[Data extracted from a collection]
+ + + +
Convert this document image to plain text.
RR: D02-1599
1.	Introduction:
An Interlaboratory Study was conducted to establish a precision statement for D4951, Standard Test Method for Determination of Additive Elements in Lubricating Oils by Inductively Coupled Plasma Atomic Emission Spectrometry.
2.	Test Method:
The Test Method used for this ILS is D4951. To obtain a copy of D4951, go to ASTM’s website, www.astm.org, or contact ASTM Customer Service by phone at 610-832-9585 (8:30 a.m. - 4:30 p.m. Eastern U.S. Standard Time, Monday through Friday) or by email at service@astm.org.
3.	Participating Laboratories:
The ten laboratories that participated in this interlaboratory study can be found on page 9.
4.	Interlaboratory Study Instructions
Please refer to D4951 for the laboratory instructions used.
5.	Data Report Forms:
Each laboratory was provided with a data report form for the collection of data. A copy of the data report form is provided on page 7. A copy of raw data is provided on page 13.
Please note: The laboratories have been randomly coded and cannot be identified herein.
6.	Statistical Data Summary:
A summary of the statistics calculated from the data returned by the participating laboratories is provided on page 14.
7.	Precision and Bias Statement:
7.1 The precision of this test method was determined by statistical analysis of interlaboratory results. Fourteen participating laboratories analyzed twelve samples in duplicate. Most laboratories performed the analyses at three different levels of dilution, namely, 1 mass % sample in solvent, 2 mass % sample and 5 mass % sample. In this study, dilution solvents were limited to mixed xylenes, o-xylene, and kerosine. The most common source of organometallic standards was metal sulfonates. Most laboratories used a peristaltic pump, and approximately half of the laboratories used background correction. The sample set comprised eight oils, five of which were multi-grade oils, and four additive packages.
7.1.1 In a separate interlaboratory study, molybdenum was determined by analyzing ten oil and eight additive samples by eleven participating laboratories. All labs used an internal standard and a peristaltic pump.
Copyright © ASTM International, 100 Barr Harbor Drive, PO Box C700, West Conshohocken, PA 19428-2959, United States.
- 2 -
+ + + +
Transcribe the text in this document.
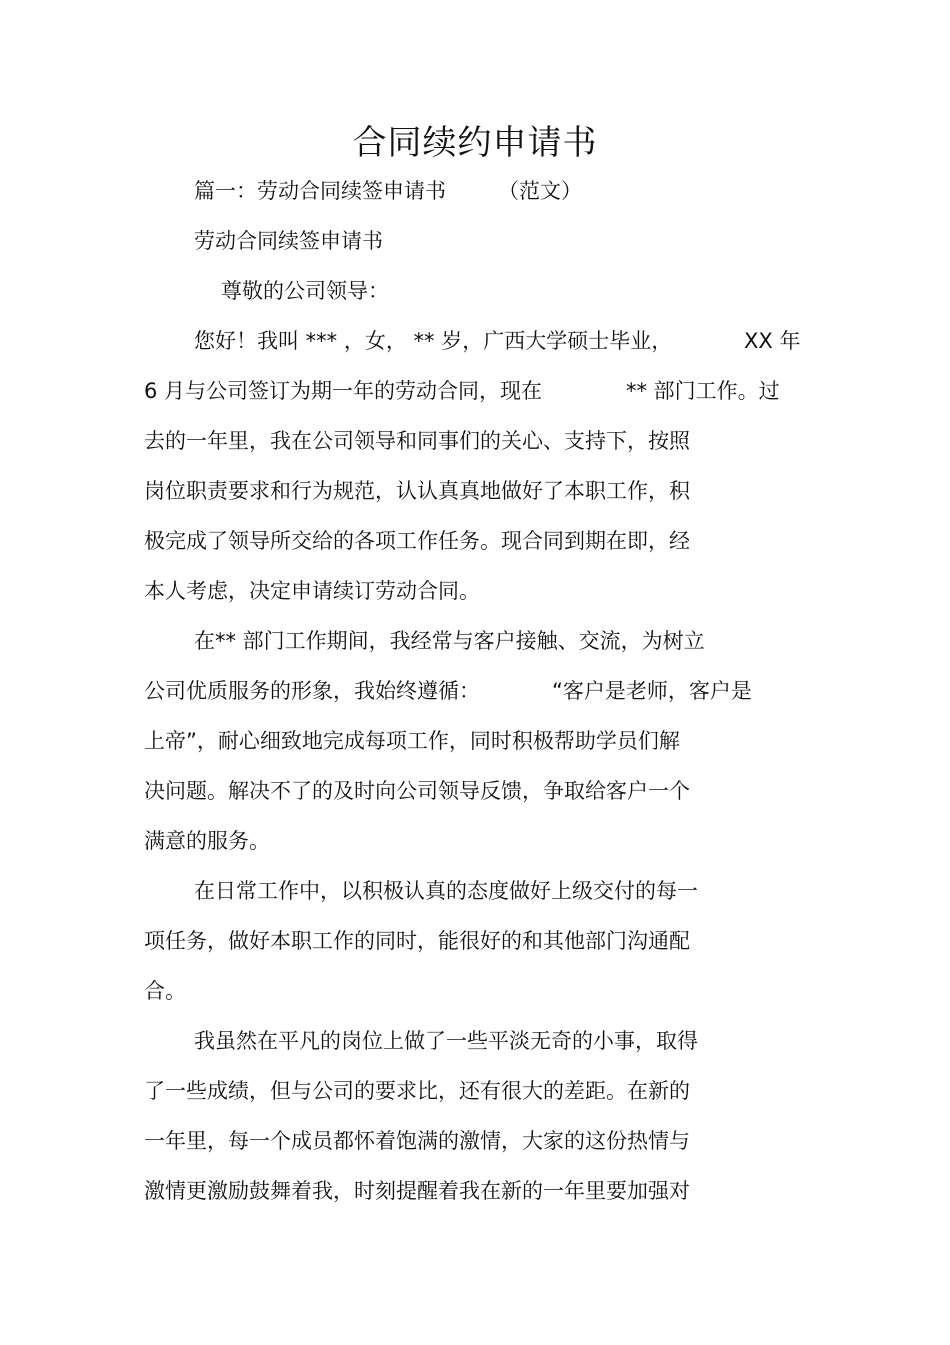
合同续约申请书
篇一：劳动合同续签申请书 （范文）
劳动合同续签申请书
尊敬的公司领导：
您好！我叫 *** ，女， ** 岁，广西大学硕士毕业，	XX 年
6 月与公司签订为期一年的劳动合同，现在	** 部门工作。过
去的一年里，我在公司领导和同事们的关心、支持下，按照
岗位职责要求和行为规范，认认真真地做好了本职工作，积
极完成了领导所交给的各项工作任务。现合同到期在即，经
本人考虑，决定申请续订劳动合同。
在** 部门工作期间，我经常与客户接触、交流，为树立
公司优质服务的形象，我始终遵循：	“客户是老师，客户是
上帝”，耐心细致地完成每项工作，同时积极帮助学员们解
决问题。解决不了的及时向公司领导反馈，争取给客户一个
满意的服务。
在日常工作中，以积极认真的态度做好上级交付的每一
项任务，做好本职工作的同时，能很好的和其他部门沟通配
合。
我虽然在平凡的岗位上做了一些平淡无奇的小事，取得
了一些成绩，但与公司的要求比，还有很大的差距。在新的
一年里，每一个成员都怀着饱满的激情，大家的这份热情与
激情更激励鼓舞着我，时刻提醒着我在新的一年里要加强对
+ + + +
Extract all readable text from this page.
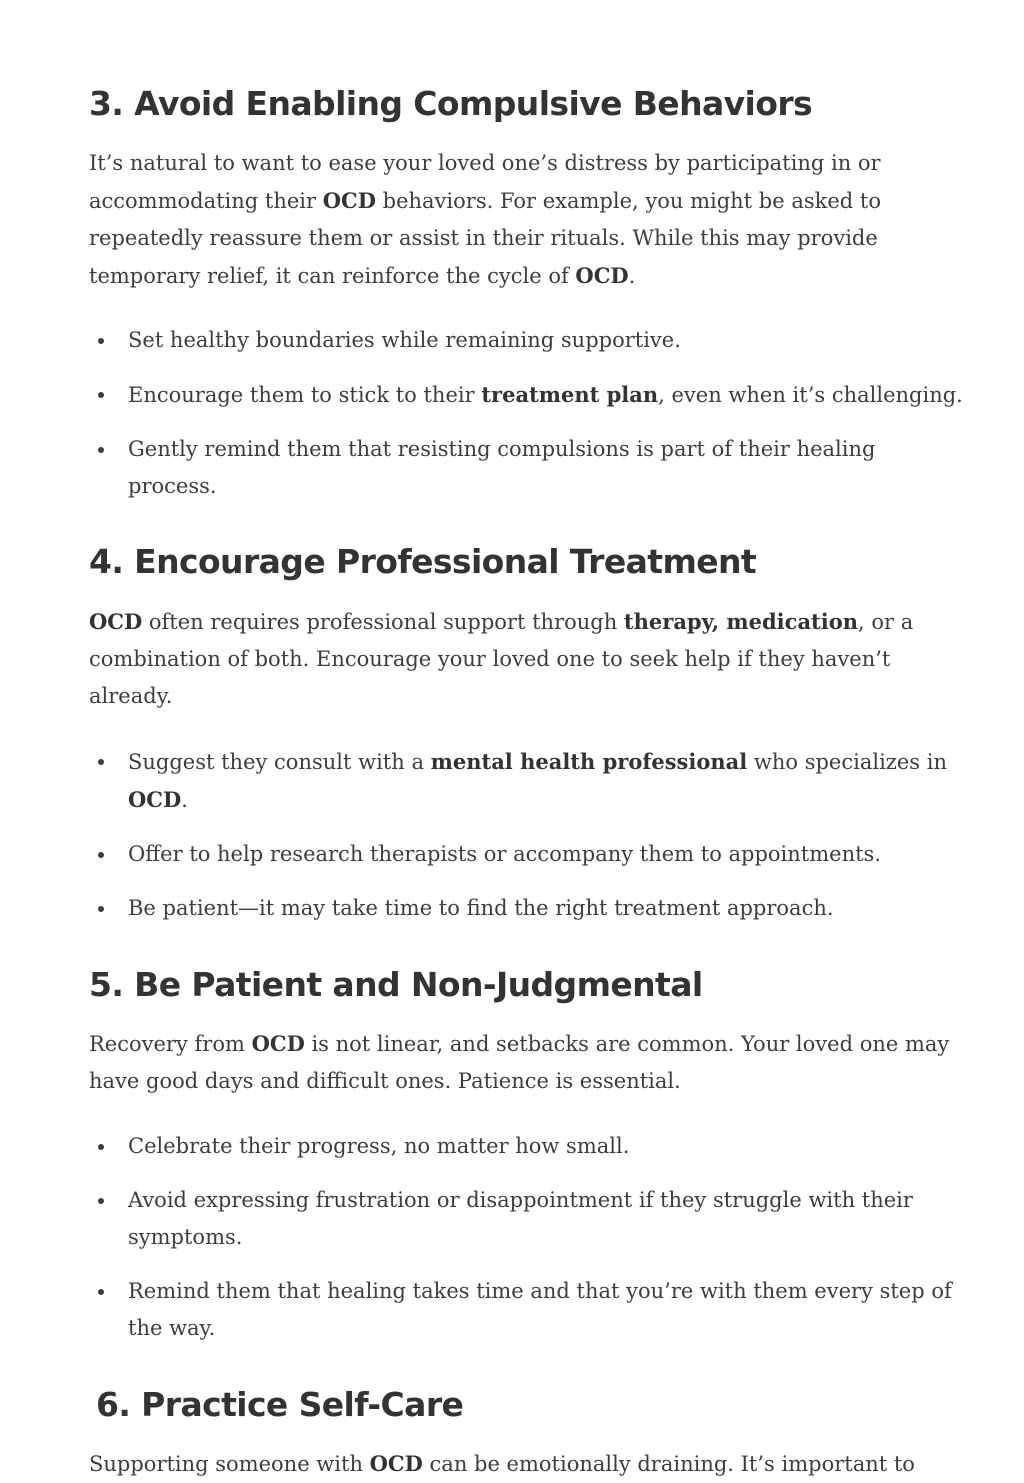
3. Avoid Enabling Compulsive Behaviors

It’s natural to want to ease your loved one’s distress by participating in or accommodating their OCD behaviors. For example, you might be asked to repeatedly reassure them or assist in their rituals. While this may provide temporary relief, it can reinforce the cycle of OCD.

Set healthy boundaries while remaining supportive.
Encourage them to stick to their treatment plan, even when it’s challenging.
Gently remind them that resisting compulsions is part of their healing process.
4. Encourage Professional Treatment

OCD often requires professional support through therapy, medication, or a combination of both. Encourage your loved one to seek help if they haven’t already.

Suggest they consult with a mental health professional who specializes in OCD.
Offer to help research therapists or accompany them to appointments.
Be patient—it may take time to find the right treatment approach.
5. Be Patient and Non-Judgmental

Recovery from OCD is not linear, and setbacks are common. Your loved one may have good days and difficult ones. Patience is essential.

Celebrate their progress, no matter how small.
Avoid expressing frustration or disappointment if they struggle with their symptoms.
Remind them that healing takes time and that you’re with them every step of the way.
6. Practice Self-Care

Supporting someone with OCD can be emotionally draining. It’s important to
+ + + +
Task. Take every line above carrying "help" and return it.

The solution.
OCD often requires professional support through therapy, medication, or a combination of both. Encourage your loved one to seek help if they haven’t already.
Offer to help research therapists or accompany them to appointments.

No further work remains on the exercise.